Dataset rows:
========

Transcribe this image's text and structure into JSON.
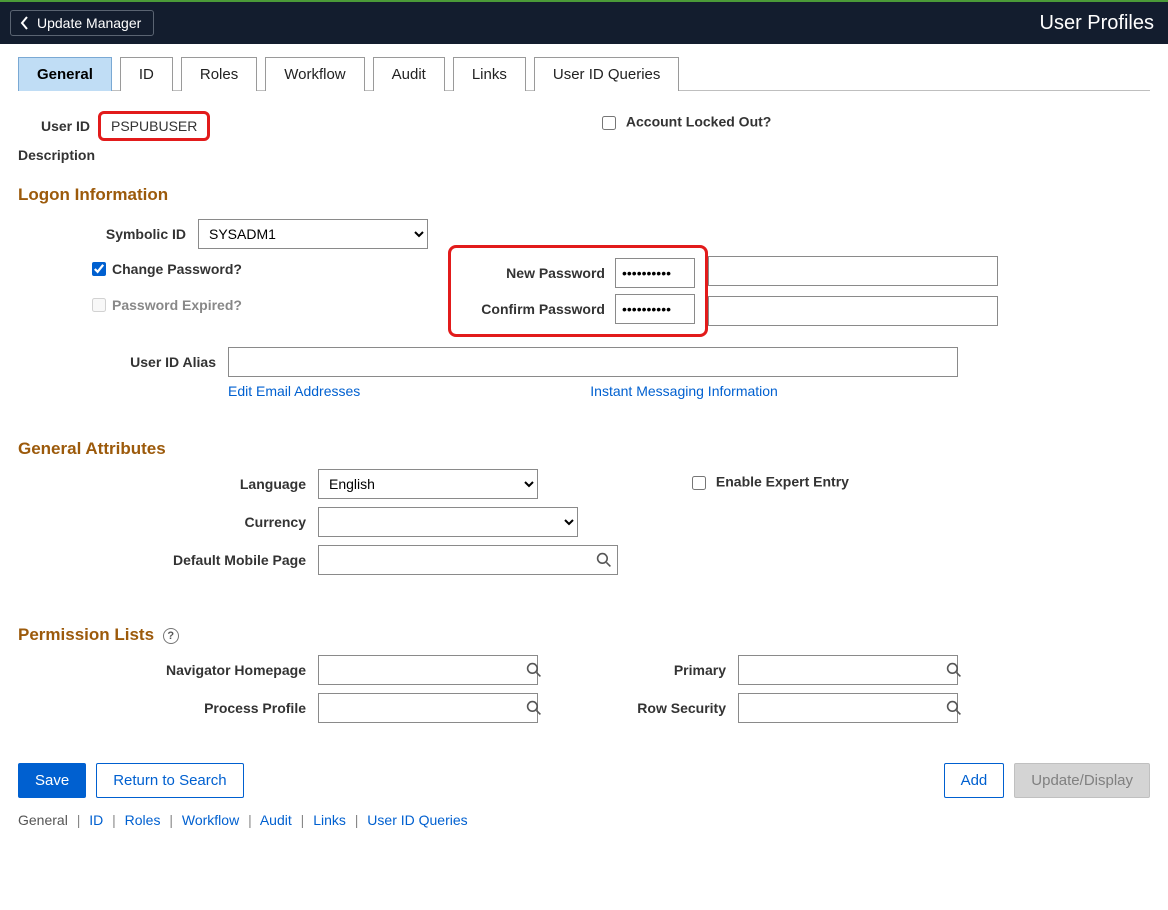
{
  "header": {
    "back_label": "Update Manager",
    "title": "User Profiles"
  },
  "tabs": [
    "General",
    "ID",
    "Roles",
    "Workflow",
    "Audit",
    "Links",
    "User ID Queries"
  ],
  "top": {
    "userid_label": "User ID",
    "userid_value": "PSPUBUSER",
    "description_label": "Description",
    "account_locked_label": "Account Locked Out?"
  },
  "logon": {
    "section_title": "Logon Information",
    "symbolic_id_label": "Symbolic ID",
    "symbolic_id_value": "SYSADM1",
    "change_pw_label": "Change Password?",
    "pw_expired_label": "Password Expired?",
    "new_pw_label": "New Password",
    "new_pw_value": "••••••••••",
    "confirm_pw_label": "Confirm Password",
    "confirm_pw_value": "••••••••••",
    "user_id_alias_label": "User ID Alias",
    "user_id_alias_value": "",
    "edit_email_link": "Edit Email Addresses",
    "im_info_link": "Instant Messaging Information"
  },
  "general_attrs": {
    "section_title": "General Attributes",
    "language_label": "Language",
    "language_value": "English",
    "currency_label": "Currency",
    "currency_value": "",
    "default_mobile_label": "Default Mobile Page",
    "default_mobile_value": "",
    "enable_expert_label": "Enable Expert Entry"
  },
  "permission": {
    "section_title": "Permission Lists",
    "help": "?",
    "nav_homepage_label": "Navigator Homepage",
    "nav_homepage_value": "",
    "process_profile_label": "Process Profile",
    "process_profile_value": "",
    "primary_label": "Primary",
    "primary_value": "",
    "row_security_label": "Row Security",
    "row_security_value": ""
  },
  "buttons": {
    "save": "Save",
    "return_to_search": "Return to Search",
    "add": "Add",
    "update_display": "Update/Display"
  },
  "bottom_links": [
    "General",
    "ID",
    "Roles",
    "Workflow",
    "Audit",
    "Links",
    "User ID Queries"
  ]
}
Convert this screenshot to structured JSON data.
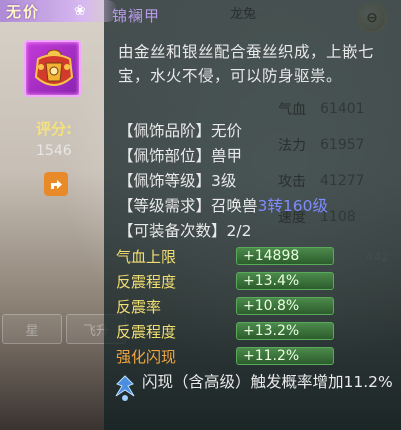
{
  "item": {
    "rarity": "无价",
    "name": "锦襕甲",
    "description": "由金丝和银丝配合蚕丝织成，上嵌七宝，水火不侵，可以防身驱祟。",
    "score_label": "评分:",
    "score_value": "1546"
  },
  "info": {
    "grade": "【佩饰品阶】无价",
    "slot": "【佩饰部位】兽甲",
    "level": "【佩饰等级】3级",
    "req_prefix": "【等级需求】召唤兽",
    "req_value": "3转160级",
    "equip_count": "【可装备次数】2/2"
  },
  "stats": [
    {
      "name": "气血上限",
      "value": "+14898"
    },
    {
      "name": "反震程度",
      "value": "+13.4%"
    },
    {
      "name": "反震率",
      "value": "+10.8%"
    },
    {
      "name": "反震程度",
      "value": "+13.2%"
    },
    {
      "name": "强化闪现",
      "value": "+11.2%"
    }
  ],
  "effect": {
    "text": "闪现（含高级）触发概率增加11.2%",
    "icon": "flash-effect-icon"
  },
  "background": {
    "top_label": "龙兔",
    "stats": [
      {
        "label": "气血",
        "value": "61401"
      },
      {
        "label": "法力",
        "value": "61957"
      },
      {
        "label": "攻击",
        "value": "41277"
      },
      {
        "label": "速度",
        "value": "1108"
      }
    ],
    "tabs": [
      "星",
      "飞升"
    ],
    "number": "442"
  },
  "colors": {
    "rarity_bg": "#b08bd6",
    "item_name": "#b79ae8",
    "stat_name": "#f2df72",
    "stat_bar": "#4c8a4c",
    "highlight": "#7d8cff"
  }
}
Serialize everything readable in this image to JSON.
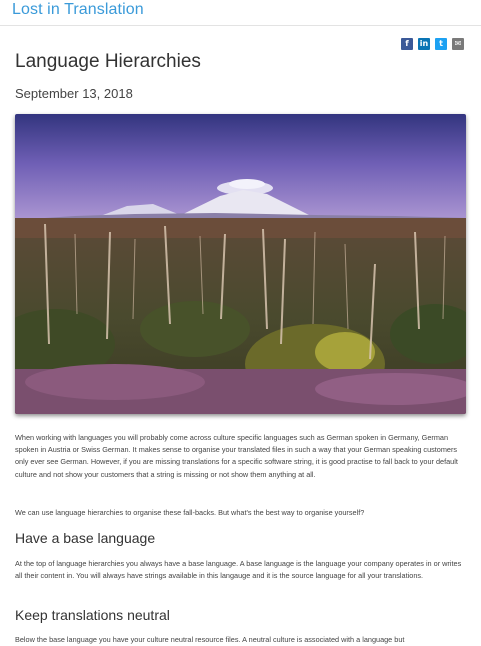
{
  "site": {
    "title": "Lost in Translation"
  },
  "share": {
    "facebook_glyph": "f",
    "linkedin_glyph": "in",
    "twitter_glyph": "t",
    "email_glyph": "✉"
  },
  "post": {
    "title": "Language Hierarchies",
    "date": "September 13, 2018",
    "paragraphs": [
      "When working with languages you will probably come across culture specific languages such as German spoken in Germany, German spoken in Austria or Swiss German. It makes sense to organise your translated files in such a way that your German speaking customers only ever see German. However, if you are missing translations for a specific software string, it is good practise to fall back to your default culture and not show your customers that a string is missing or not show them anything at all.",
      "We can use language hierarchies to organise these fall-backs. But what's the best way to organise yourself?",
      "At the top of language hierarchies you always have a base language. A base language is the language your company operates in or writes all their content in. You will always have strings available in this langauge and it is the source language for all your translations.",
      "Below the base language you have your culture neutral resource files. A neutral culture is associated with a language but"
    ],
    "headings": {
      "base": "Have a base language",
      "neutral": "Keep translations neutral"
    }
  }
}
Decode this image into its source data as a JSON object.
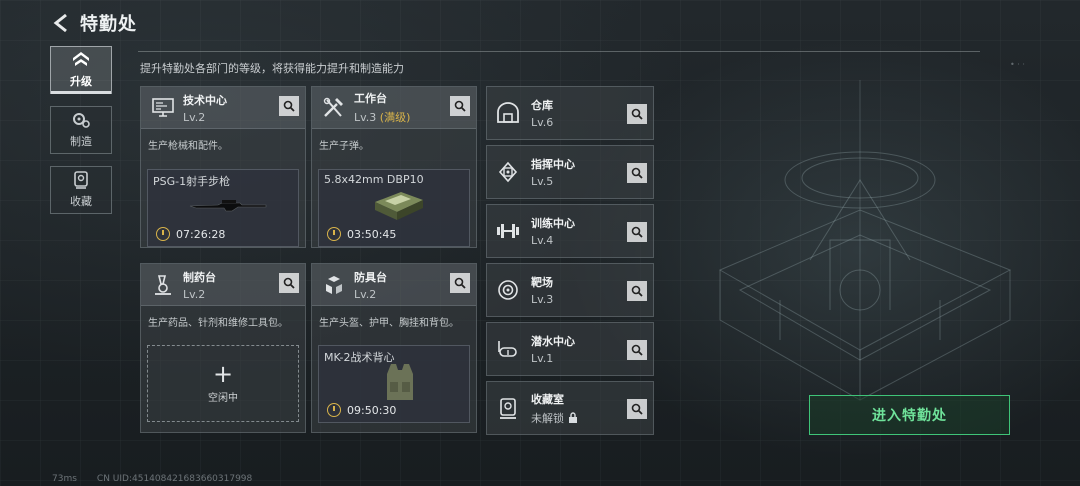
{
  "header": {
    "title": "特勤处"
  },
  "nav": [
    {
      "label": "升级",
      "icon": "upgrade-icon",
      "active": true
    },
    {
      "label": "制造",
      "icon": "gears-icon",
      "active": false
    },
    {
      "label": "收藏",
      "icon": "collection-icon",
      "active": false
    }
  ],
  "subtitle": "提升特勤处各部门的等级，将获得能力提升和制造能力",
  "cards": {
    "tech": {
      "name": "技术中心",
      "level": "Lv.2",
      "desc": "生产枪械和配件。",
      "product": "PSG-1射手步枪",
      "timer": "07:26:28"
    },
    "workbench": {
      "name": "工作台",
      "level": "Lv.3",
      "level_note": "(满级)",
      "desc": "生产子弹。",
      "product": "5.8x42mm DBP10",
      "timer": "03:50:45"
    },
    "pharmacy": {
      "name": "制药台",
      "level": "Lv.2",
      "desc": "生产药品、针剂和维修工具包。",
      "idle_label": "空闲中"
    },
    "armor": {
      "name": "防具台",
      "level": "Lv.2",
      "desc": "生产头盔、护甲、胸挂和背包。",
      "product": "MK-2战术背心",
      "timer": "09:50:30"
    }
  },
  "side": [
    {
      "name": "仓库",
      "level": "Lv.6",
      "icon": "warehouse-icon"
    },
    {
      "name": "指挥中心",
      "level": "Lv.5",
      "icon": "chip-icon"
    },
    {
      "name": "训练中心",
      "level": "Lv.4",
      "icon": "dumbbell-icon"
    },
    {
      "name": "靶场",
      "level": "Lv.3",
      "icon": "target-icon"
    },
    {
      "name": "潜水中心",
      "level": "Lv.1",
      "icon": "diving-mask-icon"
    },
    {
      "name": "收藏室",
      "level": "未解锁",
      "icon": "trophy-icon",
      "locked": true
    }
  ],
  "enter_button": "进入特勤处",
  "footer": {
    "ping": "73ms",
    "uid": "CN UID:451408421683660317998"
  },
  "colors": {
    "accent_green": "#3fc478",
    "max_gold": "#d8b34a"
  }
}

========

PROMPT: Pick each line holding the word "into" out of the listing.

EXERCISE RESULT:
Transcribe this image's text and structure into JSON.
Decode this image into its source data as a JSON object.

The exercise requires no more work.